▸ Instruction
Read the data and repeat it in full, exactly.

>>>>

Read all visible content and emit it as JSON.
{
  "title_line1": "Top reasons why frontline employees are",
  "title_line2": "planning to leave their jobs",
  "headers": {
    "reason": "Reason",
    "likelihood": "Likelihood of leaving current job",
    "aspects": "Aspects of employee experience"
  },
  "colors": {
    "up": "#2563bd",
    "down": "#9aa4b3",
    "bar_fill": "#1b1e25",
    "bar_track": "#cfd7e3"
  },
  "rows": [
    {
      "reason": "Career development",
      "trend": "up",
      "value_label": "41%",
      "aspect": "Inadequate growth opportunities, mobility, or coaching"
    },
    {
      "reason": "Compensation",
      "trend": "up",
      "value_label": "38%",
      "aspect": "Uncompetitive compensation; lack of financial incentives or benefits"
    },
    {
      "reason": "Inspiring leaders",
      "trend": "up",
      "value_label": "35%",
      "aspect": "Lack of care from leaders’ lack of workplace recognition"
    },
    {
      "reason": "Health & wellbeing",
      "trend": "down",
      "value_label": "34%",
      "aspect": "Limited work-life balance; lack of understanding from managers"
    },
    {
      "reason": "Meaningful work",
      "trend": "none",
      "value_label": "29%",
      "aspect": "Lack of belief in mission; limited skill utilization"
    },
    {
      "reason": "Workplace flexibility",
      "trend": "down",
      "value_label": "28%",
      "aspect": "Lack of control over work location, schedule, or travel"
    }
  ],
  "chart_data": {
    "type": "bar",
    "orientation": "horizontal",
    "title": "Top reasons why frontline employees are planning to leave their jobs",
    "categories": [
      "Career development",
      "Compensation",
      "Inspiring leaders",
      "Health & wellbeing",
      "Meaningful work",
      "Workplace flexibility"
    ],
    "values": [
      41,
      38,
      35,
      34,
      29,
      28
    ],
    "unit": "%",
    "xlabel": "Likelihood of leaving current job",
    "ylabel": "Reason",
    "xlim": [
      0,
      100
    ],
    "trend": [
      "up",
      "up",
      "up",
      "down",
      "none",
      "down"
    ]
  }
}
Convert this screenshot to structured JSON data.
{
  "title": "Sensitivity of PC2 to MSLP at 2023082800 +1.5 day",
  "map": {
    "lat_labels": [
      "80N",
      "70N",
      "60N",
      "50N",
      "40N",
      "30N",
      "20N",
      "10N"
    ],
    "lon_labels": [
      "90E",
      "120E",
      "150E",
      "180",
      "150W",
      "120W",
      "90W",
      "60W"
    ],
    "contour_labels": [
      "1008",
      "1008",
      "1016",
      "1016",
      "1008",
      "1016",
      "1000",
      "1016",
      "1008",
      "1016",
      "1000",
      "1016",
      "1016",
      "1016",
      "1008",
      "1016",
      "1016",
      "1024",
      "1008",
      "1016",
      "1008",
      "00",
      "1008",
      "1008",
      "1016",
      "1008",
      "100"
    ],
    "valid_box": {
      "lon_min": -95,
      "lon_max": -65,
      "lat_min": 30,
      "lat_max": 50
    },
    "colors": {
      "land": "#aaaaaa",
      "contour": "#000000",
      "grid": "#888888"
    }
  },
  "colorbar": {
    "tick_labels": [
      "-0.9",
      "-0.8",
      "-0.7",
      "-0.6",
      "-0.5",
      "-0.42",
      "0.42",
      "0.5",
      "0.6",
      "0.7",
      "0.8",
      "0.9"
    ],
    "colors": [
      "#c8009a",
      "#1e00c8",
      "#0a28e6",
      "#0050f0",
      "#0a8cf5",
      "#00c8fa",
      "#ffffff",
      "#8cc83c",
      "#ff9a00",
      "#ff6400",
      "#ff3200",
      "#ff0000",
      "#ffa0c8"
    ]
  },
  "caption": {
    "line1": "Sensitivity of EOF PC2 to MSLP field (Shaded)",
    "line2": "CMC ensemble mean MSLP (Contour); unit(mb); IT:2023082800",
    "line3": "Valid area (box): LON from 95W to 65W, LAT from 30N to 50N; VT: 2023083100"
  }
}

<<<<

▸ The result
Read all visible content and emit it as JSON.
{
  "title_line1": "Top reasons why frontline employees are",
  "title_line2": "planning to leave their jobs",
  "headers": {
    "reason": "Reason",
    "likelihood": "Likelihood of leaving current job",
    "aspects": "Aspects of employee experience"
  },
  "colors": {
    "up": "#2563bd",
    "down": "#9aa4b3",
    "bar_fill": "#1b1e25",
    "bar_track": "#cfd7e3"
  },
  "rows": [
    {
      "reason": "Career development",
      "trend": "up",
      "value_label": "41%",
      "aspect": "Inadequate growth opportunities, mobility, or coaching"
    },
    {
      "reason": "Compensation",
      "trend": "up",
      "value_label": "38%",
      "aspect": "Uncompetitive compensation; lack of financial incentives or benefits"
    },
    {
      "reason": "Inspiring leaders",
      "trend": "up",
      "value_label": "35%",
      "aspect": "Lack of care from leaders’ lack of workplace recognition"
    },
    {
      "reason": "Health & wellbeing",
      "trend": "down",
      "value_label": "34%",
      "aspect": "Limited work-life balance; lack of understanding from managers"
    },
    {
      "reason": "Meaningful work",
      "trend": "none",
      "value_label": "29%",
      "aspect": "Lack of belief in mission; limited skill utilization"
    },
    {
      "reason": "Workplace flexibility",
      "trend": "down",
      "value_label": "28%",
      "aspect": "Lack of control over work location, schedule, or travel"
    }
  ],
  "chart_data": {
    "type": "bar",
    "orientation": "horizontal",
    "title": "Top reasons why frontline employees are planning to leave their jobs",
    "categories": [
      "Career development",
      "Compensation",
      "Inspiring leaders",
      "Health & wellbeing",
      "Meaningful work",
      "Workplace flexibility"
    ],
    "values": [
      41,
      38,
      35,
      34,
      29,
      28
    ],
    "unit": "%",
    "xlabel": "Likelihood of leaving current job",
    "ylabel": "Reason",
    "xlim": [
      0,
      100
    ],
    "trend": [
      "up",
      "up",
      "up",
      "down",
      "none",
      "down"
    ]
  }
}
Convert this screenshot to structured JSON data.
{
  "title": "Sensitivity of PC2 to MSLP at 2023082800 +1.5 day",
  "map": {
    "lat_labels": [
      "80N",
      "70N",
      "60N",
      "50N",
      "40N",
      "30N",
      "20N",
      "10N"
    ],
    "lon_labels": [
      "90E",
      "120E",
      "150E",
      "180",
      "150W",
      "120W",
      "90W",
      "60W"
    ],
    "contour_labels": [
      "1008",
      "1008",
      "1016",
      "1016",
      "1008",
      "1016",
      "1000",
      "1016",
      "1008",
      "1016",
      "1000",
      "1016",
      "1016",
      "1016",
      "1008",
      "1016",
      "1016",
      "1024",
      "1008",
      "1016",
      "1008",
      "00",
      "1008",
      "1008",
      "1016",
      "1008",
      "100"
    ],
    "valid_box": {
      "lon_min": -95,
      "lon_max": -65,
      "lat_min": 30,
      "lat_max": 50
    },
    "colors": {
      "land": "#aaaaaa",
      "contour": "#000000",
      "grid": "#888888"
    }
  },
  "colorbar": {
    "tick_labels": [
      "-0.9",
      "-0.8",
      "-0.7",
      "-0.6",
      "-0.5",
      "-0.42",
      "0.42",
      "0.5",
      "0.6",
      "0.7",
      "0.8",
      "0.9"
    ],
    "colors": [
      "#c8009a",
      "#1e00c8",
      "#0a28e6",
      "#0050f0",
      "#0a8cf5",
      "#00c8fa",
      "#ffffff",
      "#8cc83c",
      "#ff9a00",
      "#ff6400",
      "#ff3200",
      "#ff0000",
      "#ffa0c8"
    ]
  },
  "caption": {
    "line1": "Sensitivity of EOF PC2 to MSLP field (Shaded)",
    "line2": "CMC ensemble mean MSLP (Contour); unit(mb); IT:2023082800",
    "line3": "Valid area (box): LON from 95W to 65W, LAT from 30N to 50N; VT: 2023083100"
  }
}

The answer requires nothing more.